*What you have to do*
Restate the records in their entirety, word for word.

— start of Dataset extract —

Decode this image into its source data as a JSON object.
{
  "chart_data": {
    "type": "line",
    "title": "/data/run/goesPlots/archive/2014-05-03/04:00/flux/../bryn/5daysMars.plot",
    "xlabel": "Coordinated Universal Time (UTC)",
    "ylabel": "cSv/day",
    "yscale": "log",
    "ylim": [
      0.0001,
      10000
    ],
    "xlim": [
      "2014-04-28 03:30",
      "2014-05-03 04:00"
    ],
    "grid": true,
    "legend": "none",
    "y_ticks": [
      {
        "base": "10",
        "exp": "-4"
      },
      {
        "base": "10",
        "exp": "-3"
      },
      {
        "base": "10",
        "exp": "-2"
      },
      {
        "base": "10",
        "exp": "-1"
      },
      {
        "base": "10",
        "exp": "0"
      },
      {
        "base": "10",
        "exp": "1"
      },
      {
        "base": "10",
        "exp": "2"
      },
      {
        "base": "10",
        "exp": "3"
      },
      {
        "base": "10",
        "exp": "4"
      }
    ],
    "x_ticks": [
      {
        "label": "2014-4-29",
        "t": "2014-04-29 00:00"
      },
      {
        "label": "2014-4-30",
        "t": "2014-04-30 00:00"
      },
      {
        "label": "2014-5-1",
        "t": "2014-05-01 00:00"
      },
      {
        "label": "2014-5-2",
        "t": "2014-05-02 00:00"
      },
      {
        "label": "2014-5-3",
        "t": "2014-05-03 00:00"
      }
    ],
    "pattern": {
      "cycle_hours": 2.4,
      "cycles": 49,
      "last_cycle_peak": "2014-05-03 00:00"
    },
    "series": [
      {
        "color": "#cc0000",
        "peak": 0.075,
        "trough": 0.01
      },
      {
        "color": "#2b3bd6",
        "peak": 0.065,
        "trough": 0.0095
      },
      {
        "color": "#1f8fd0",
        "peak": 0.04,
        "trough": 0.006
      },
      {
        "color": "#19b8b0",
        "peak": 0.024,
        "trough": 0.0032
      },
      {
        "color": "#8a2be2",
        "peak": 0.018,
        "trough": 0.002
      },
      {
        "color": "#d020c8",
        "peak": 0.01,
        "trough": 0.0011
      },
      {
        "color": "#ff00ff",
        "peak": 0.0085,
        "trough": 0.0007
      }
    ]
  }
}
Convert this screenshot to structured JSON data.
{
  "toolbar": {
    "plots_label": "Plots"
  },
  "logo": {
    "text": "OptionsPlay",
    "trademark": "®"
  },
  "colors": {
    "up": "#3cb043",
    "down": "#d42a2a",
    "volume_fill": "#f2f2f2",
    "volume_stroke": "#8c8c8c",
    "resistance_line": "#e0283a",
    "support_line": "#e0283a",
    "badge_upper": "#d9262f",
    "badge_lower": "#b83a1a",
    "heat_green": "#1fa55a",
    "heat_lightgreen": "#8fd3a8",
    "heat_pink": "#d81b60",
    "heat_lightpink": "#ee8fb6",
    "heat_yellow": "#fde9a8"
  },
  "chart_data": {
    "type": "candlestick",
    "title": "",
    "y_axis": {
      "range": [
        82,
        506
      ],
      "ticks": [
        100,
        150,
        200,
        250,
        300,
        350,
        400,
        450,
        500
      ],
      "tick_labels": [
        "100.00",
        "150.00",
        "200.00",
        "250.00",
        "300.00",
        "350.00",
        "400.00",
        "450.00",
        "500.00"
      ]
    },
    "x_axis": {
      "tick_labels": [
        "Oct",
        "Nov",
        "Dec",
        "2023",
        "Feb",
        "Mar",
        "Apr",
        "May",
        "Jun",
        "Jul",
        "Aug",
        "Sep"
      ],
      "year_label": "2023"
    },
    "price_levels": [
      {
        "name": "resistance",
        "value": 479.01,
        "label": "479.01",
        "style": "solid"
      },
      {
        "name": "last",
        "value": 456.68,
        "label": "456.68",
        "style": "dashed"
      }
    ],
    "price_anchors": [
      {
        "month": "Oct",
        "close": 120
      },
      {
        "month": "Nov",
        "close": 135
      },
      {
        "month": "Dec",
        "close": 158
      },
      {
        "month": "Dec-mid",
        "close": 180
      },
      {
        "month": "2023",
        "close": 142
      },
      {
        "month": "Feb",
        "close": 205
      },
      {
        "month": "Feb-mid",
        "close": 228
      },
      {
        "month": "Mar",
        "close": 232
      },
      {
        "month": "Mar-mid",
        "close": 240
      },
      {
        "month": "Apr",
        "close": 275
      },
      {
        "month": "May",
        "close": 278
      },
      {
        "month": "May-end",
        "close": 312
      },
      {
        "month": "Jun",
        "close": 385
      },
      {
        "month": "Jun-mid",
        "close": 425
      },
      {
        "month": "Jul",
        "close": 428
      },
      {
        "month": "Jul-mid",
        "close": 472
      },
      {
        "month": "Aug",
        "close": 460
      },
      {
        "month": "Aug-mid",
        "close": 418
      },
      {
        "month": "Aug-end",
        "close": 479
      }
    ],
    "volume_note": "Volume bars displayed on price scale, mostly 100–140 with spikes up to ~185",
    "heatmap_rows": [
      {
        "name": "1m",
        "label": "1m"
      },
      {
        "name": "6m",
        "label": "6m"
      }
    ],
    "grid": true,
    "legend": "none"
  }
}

— end of Dataset extract —

*Solved problem*
Decode this image into its source data as a JSON object.
{
  "chart_data": {
    "type": "line",
    "title": "/data/run/goesPlots/archive/2014-05-03/04:00/flux/../bryn/5daysMars.plot",
    "xlabel": "Coordinated Universal Time (UTC)",
    "ylabel": "cSv/day",
    "yscale": "log",
    "ylim": [
      0.0001,
      10000
    ],
    "xlim": [
      "2014-04-28 03:30",
      "2014-05-03 04:00"
    ],
    "grid": true,
    "legend": "none",
    "y_ticks": [
      {
        "base": "10",
        "exp": "-4"
      },
      {
        "base": "10",
        "exp": "-3"
      },
      {
        "base": "10",
        "exp": "-2"
      },
      {
        "base": "10",
        "exp": "-1"
      },
      {
        "base": "10",
        "exp": "0"
      },
      {
        "base": "10",
        "exp": "1"
      },
      {
        "base": "10",
        "exp": "2"
      },
      {
        "base": "10",
        "exp": "3"
      },
      {
        "base": "10",
        "exp": "4"
      }
    ],
    "x_ticks": [
      {
        "label": "2014-4-29",
        "t": "2014-04-29 00:00"
      },
      {
        "label": "2014-4-30",
        "t": "2014-04-30 00:00"
      },
      {
        "label": "2014-5-1",
        "t": "2014-05-01 00:00"
      },
      {
        "label": "2014-5-2",
        "t": "2014-05-02 00:00"
      },
      {
        "label": "2014-5-3",
        "t": "2014-05-03 00:00"
      }
    ],
    "pattern": {
      "cycle_hours": 2.4,
      "cycles": 49,
      "last_cycle_peak": "2014-05-03 00:00"
    },
    "series": [
      {
        "color": "#cc0000",
        "peak": 0.075,
        "trough": 0.01
      },
      {
        "color": "#2b3bd6",
        "peak": 0.065,
        "trough": 0.0095
      },
      {
        "color": "#1f8fd0",
        "peak": 0.04,
        "trough": 0.006
      },
      {
        "color": "#19b8b0",
        "peak": 0.024,
        "trough": 0.0032
      },
      {
        "color": "#8a2be2",
        "peak": 0.018,
        "trough": 0.002
      },
      {
        "color": "#d020c8",
        "peak": 0.01,
        "trough": 0.0011
      },
      {
        "color": "#ff00ff",
        "peak": 0.0085,
        "trough": 0.0007
      }
    ]
  }
}
Convert this screenshot to structured JSON data.
{
  "toolbar": {
    "plots_label": "Plots"
  },
  "logo": {
    "text": "OptionsPlay",
    "trademark": "®"
  },
  "colors": {
    "up": "#3cb043",
    "down": "#d42a2a",
    "volume_fill": "#f2f2f2",
    "volume_stroke": "#8c8c8c",
    "resistance_line": "#e0283a",
    "support_line": "#e0283a",
    "badge_upper": "#d9262f",
    "badge_lower": "#b83a1a",
    "heat_green": "#1fa55a",
    "heat_lightgreen": "#8fd3a8",
    "heat_pink": "#d81b60",
    "heat_lightpink": "#ee8fb6",
    "heat_yellow": "#fde9a8"
  },
  "chart_data": {
    "type": "candlestick",
    "title": "",
    "y_axis": {
      "range": [
        82,
        506
      ],
      "ticks": [
        100,
        150,
        200,
        250,
        300,
        350,
        400,
        450,
        500
      ],
      "tick_labels": [
        "100.00",
        "150.00",
        "200.00",
        "250.00",
        "300.00",
        "350.00",
        "400.00",
        "450.00",
        "500.00"
      ]
    },
    "x_axis": {
      "tick_labels": [
        "Oct",
        "Nov",
        "Dec",
        "2023",
        "Feb",
        "Mar",
        "Apr",
        "May",
        "Jun",
        "Jul",
        "Aug",
        "Sep"
      ],
      "year_label": "2023"
    },
    "price_levels": [
      {
        "name": "resistance",
        "value": 479.01,
        "label": "479.01",
        "style": "solid"
      },
      {
        "name": "last",
        "value": 456.68,
        "label": "456.68",
        "style": "dashed"
      }
    ],
    "price_anchors": [
      {
        "month": "Oct",
        "close": 120
      },
      {
        "month": "Nov",
        "close": 135
      },
      {
        "month": "Dec",
        "close": 158
      },
      {
        "month": "Dec-mid",
        "close": 180
      },
      {
        "month": "2023",
        "close": 142
      },
      {
        "month": "Feb",
        "close": 205
      },
      {
        "month": "Feb-mid",
        "close": 228
      },
      {
        "month": "Mar",
        "close": 232
      },
      {
        "month": "Mar-mid",
        "close": 240
      },
      {
        "month": "Apr",
        "close": 275
      },
      {
        "month": "May",
        "close": 278
      },
      {
        "month": "May-end",
        "close": 312
      },
      {
        "month": "Jun",
        "close": 385
      },
      {
        "month": "Jun-mid",
        "close": 425
      },
      {
        "month": "Jul",
        "close": 428
      },
      {
        "month": "Jul-mid",
        "close": 472
      },
      {
        "month": "Aug",
        "close": 460
      },
      {
        "month": "Aug-mid",
        "close": 418
      },
      {
        "month": "Aug-end",
        "close": 479
      }
    ],
    "volume_note": "Volume bars displayed on price scale, mostly 100–140 with spikes up to ~185",
    "heatmap_rows": [
      {
        "name": "1m",
        "label": "1m"
      },
      {
        "name": "6m",
        "label": "6m"
      }
    ],
    "grid": true,
    "legend": "none"
  }
}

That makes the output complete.